__WORK INSTRUCTIONS__.
Copy each line where the word "Bakteriofaglarning" occurs.

=====

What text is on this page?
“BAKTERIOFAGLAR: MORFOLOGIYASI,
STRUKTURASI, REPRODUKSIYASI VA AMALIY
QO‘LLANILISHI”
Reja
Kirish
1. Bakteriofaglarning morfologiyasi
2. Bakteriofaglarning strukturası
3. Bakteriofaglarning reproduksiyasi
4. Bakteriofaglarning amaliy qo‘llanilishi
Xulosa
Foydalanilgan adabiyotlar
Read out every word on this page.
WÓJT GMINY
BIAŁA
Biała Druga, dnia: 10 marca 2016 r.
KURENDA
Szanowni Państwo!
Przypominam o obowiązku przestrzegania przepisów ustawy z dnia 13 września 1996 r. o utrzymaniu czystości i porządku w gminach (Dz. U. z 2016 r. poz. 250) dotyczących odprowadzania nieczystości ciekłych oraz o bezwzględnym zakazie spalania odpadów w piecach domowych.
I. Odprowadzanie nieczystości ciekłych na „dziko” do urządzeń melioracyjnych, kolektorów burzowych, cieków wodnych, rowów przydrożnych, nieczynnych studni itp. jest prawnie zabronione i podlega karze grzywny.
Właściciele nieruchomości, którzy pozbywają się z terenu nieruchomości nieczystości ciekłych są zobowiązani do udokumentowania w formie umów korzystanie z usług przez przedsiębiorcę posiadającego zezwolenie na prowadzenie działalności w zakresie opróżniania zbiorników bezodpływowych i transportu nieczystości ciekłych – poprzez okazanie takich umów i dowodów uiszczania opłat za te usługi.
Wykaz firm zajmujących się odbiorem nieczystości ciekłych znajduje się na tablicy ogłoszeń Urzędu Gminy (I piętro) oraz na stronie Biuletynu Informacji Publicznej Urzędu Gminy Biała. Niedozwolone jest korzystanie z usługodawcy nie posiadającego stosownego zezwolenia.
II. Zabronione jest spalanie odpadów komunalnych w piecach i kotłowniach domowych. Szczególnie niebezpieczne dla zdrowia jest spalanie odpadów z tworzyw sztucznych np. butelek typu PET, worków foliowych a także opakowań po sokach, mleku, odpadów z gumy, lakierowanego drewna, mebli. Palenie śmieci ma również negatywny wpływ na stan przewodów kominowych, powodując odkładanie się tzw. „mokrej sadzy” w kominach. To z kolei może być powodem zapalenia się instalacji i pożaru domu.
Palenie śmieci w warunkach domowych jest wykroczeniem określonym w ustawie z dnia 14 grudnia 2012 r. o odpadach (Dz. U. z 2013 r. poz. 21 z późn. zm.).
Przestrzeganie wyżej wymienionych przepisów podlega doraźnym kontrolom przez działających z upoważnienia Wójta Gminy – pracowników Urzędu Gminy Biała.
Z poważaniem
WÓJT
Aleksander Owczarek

=====

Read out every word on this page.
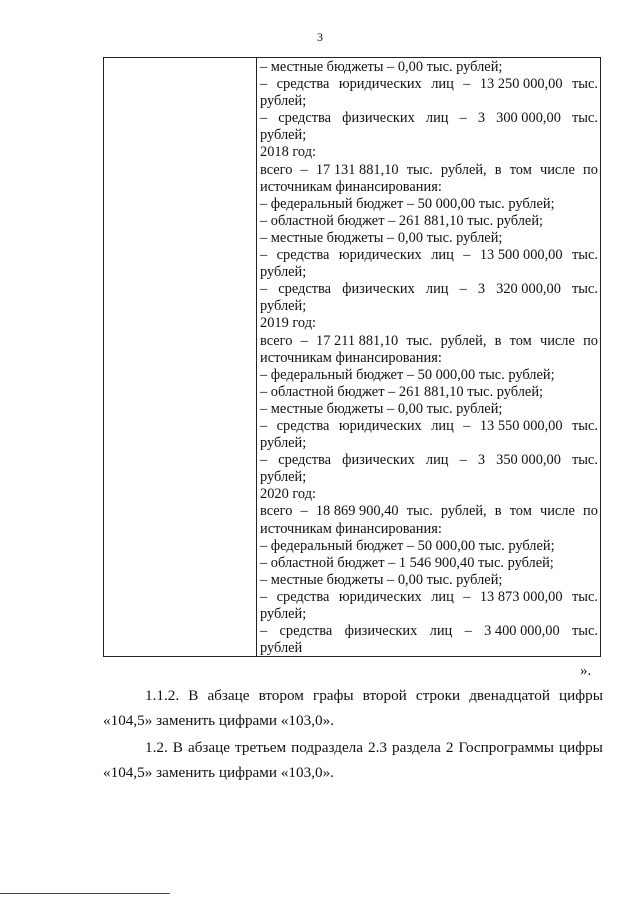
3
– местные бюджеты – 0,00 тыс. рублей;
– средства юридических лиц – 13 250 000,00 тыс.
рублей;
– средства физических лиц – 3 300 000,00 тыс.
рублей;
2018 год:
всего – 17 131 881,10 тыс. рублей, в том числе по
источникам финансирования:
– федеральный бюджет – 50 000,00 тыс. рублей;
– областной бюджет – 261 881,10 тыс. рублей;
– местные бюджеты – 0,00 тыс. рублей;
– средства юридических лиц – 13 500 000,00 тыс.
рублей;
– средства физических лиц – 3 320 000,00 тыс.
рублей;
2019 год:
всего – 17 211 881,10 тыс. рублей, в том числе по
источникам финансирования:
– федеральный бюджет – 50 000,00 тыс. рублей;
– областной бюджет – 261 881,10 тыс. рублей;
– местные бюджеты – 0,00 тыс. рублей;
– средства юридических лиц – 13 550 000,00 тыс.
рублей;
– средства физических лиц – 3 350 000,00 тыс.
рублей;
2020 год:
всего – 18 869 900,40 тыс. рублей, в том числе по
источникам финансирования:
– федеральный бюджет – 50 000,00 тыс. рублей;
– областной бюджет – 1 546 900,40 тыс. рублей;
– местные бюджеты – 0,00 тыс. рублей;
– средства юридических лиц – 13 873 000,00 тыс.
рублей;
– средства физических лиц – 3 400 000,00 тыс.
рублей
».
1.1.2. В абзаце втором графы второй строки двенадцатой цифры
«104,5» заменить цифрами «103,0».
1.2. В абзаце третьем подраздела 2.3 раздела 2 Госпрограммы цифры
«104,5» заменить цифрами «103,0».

=====

__FULL ANSWER__.
1. Bakteriofaglarning morfologiyasi
2. Bakteriofaglarning strukturası
3. Bakteriofaglarning reproduksiyasi
4. Bakteriofaglarning amaliy qo‘llanilishi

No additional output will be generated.